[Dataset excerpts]
——————
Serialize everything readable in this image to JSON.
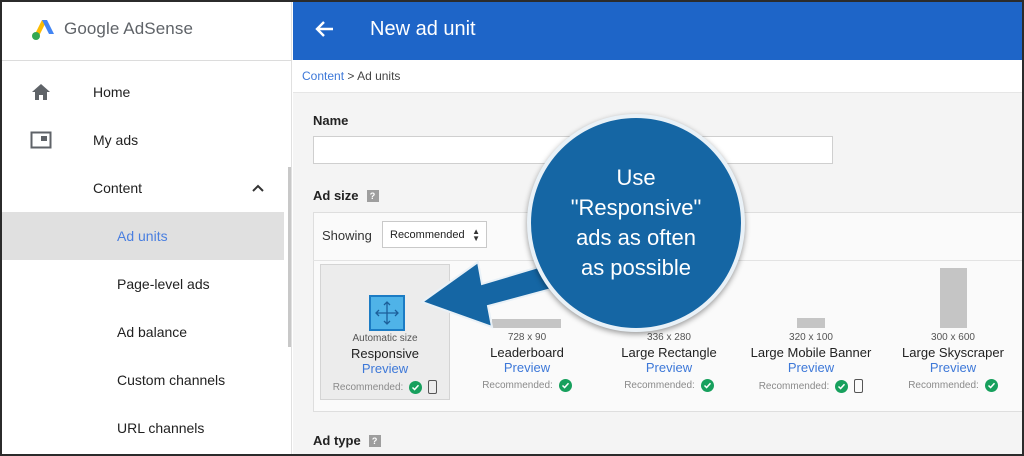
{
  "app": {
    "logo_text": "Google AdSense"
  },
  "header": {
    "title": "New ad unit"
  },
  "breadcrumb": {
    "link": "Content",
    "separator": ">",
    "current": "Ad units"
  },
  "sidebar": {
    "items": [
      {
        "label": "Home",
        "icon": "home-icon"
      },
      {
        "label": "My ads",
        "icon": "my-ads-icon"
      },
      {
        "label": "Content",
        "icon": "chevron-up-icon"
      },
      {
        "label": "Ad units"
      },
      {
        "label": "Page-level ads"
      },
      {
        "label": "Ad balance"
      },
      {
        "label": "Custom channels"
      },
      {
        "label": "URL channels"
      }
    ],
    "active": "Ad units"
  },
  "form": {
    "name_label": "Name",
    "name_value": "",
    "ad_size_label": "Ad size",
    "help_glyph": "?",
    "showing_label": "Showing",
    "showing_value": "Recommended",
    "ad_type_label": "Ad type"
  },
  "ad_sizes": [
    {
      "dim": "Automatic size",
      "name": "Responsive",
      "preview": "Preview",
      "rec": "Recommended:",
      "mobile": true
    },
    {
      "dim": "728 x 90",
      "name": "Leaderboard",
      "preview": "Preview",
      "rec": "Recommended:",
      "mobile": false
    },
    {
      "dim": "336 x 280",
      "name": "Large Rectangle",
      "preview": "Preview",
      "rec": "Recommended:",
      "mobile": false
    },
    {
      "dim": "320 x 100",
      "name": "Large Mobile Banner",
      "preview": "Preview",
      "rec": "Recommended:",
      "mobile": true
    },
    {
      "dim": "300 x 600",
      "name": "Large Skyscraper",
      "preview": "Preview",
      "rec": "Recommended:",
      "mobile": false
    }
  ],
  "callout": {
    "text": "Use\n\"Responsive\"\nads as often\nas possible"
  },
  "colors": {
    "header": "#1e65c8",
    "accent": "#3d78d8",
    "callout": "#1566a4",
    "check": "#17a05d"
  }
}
——————
# [EXERCISE PROMPT]
Reproduce each line of the records exactly, and omit every picture.

# [SOLUTION]
Serialize everything readable in this image to JSON.
{
  "app": {
    "logo_text": "Google AdSense"
  },
  "header": {
    "title": "New ad unit"
  },
  "breadcrumb": {
    "link": "Content",
    "separator": ">",
    "current": "Ad units"
  },
  "sidebar": {
    "items": [
      {
        "label": "Home",
        "icon": "home-icon"
      },
      {
        "label": "My ads",
        "icon": "my-ads-icon"
      },
      {
        "label": "Content",
        "icon": "chevron-up-icon"
      },
      {
        "label": "Ad units"
      },
      {
        "label": "Page-level ads"
      },
      {
        "label": "Ad balance"
      },
      {
        "label": "Custom channels"
      },
      {
        "label": "URL channels"
      }
    ],
    "active": "Ad units"
  },
  "form": {
    "name_label": "Name",
    "name_value": "",
    "ad_size_label": "Ad size",
    "help_glyph": "?",
    "showing_label": "Showing",
    "showing_value": "Recommended",
    "ad_type_label": "Ad type"
  },
  "ad_sizes": [
    {
      "dim": "Automatic size",
      "name": "Responsive",
      "preview": "Preview",
      "rec": "Recommended:",
      "mobile": true
    },
    {
      "dim": "728 x 90",
      "name": "Leaderboard",
      "preview": "Preview",
      "rec": "Recommended:",
      "mobile": false
    },
    {
      "dim": "336 x 280",
      "name": "Large Rectangle",
      "preview": "Preview",
      "rec": "Recommended:",
      "mobile": false
    },
    {
      "dim": "320 x 100",
      "name": "Large Mobile Banner",
      "preview": "Preview",
      "rec": "Recommended:",
      "mobile": true
    },
    {
      "dim": "300 x 600",
      "name": "Large Skyscraper",
      "preview": "Preview",
      "rec": "Recommended:",
      "mobile": false
    }
  ],
  "callout": {
    "text": "Use\n\"Responsive\"\nads as often\nas possible"
  },
  "colors": {
    "header": "#1e65c8",
    "accent": "#3d78d8",
    "callout": "#1566a4",
    "check": "#17a05d"
  }
}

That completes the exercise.